>> start Data for processing

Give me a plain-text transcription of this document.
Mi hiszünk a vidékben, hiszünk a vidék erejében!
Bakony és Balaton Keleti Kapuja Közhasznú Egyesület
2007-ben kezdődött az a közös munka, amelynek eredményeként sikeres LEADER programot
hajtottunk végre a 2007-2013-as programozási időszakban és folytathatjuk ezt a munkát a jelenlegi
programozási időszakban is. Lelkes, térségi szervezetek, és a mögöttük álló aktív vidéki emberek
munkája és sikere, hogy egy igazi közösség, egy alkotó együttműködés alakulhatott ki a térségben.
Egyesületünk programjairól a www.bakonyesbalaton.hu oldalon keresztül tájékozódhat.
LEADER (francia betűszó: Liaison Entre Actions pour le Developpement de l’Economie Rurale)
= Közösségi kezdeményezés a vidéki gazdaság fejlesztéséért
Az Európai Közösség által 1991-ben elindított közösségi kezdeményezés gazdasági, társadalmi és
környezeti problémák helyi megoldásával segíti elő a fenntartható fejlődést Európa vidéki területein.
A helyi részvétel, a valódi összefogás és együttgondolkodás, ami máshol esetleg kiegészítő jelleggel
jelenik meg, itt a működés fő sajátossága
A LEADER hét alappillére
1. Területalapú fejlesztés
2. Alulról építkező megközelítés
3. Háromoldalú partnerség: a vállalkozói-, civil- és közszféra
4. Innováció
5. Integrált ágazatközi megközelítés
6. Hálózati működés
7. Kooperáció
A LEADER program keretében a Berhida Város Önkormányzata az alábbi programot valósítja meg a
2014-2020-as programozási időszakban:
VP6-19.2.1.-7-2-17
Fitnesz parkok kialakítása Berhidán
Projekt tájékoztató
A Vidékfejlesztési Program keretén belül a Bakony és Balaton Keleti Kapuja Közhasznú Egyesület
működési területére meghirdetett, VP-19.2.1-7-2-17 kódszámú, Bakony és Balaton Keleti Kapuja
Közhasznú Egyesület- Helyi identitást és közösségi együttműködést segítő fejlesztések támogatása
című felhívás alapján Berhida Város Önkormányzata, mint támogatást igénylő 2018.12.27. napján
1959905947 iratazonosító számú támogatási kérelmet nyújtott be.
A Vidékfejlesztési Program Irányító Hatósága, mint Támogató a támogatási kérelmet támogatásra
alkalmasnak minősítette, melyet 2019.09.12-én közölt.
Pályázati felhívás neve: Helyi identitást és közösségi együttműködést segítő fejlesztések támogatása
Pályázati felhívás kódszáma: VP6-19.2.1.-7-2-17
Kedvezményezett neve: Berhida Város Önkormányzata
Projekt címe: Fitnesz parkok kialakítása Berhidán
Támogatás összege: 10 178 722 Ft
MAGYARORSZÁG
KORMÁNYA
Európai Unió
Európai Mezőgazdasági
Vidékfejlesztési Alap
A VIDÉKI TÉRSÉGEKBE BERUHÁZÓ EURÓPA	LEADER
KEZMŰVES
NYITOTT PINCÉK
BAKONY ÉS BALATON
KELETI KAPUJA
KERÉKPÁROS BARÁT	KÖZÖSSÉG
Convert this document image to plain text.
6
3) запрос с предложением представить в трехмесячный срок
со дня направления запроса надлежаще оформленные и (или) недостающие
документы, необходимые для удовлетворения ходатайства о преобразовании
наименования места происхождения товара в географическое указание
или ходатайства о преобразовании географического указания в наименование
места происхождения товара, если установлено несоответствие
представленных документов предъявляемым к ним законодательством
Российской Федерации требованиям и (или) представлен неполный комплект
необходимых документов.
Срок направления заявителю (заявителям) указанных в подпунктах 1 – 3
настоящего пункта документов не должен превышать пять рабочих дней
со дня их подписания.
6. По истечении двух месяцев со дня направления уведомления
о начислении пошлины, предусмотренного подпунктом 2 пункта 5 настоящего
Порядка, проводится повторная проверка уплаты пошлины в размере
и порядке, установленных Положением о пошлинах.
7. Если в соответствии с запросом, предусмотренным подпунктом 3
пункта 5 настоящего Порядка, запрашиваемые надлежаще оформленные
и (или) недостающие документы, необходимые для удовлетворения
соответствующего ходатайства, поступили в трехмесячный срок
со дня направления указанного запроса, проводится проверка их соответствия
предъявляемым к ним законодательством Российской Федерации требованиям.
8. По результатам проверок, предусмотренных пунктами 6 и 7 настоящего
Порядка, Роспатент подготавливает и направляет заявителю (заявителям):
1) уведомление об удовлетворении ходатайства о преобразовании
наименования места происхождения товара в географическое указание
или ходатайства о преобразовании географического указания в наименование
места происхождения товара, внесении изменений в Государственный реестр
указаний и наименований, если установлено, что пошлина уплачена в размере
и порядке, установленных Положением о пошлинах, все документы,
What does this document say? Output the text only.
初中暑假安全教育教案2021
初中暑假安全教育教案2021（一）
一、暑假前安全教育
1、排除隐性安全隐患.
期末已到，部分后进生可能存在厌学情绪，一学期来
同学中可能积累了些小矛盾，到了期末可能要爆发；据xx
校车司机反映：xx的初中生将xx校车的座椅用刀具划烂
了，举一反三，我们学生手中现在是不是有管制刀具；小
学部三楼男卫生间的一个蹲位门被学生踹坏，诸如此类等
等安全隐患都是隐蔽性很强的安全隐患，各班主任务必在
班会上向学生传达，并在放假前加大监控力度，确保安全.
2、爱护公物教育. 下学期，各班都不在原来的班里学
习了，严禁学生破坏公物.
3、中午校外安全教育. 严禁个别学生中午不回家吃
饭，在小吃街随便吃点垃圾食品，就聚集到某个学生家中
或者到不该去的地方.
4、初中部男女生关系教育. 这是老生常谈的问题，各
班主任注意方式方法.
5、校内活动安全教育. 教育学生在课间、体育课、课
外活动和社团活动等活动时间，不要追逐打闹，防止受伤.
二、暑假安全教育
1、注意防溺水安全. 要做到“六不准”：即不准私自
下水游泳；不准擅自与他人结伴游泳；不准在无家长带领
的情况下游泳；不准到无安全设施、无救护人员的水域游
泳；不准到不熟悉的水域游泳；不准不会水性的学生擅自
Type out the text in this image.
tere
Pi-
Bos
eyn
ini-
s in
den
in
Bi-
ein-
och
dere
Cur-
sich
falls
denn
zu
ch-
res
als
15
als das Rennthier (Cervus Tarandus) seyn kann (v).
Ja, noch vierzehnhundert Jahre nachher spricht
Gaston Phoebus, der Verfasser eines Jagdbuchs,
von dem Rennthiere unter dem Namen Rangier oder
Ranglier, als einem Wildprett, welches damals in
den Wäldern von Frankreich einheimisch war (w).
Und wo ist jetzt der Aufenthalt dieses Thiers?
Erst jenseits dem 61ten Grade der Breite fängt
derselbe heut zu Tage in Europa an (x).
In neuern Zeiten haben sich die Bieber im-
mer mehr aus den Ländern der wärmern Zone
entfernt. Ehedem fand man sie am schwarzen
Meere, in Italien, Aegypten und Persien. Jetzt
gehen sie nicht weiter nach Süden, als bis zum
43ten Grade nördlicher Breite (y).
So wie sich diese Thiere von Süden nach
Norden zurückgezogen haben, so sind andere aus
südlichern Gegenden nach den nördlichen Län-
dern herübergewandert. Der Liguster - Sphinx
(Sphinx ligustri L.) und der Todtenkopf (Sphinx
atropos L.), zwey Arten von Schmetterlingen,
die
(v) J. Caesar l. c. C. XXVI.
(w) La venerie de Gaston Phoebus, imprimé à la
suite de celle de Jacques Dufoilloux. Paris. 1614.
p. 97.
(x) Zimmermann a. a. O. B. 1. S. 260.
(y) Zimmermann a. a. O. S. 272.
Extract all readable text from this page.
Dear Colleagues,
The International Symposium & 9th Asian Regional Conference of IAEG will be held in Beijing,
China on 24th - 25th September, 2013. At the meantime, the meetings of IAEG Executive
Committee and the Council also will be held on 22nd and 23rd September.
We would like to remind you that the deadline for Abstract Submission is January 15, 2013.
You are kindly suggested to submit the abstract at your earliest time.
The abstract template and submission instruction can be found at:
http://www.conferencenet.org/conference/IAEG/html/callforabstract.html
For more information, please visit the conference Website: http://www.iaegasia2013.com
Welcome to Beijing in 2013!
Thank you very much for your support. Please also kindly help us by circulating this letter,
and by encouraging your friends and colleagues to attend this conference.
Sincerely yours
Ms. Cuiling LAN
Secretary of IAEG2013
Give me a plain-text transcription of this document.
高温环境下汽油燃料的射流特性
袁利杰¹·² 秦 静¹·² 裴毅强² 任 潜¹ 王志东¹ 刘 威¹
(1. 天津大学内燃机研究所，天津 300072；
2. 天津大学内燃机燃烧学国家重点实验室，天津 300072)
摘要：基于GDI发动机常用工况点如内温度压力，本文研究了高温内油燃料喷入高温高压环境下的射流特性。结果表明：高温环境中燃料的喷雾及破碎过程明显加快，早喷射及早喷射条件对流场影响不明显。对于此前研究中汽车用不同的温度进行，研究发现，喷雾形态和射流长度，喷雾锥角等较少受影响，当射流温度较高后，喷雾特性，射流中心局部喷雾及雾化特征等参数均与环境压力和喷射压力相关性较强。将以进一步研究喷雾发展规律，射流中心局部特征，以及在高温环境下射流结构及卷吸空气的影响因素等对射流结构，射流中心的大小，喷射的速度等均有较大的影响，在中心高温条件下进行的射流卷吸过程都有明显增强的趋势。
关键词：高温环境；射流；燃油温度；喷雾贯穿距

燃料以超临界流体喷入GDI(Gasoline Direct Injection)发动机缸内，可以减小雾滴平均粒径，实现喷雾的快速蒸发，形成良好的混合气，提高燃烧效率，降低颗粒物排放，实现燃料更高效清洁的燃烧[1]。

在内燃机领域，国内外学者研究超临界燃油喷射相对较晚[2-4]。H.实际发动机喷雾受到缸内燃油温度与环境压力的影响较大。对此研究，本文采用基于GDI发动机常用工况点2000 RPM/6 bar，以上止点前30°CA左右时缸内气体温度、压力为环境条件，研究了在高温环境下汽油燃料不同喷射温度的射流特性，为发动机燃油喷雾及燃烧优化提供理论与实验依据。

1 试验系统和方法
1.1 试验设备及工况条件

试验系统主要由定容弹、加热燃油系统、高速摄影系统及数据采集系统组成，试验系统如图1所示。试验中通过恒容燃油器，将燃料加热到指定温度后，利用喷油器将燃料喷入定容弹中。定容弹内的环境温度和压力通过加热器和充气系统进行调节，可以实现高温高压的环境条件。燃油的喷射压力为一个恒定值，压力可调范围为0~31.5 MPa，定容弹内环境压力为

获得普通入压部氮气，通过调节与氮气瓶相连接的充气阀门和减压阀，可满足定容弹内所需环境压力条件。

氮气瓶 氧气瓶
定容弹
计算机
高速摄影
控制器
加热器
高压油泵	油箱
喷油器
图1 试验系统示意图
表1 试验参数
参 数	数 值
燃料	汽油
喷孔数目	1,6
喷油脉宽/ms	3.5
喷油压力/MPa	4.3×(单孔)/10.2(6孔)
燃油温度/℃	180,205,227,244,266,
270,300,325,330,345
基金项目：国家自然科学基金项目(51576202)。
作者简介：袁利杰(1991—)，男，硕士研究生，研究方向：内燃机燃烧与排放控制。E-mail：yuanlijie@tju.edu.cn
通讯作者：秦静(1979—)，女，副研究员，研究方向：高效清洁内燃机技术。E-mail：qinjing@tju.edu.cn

>> end Data for processing

What the task requires -
From the entries above, copy every line that holds the word "Breite".

Correct response -
Erst jenseits dem 61ten Grade der Breite fängt
43ten Grade nördlicher Breite (y).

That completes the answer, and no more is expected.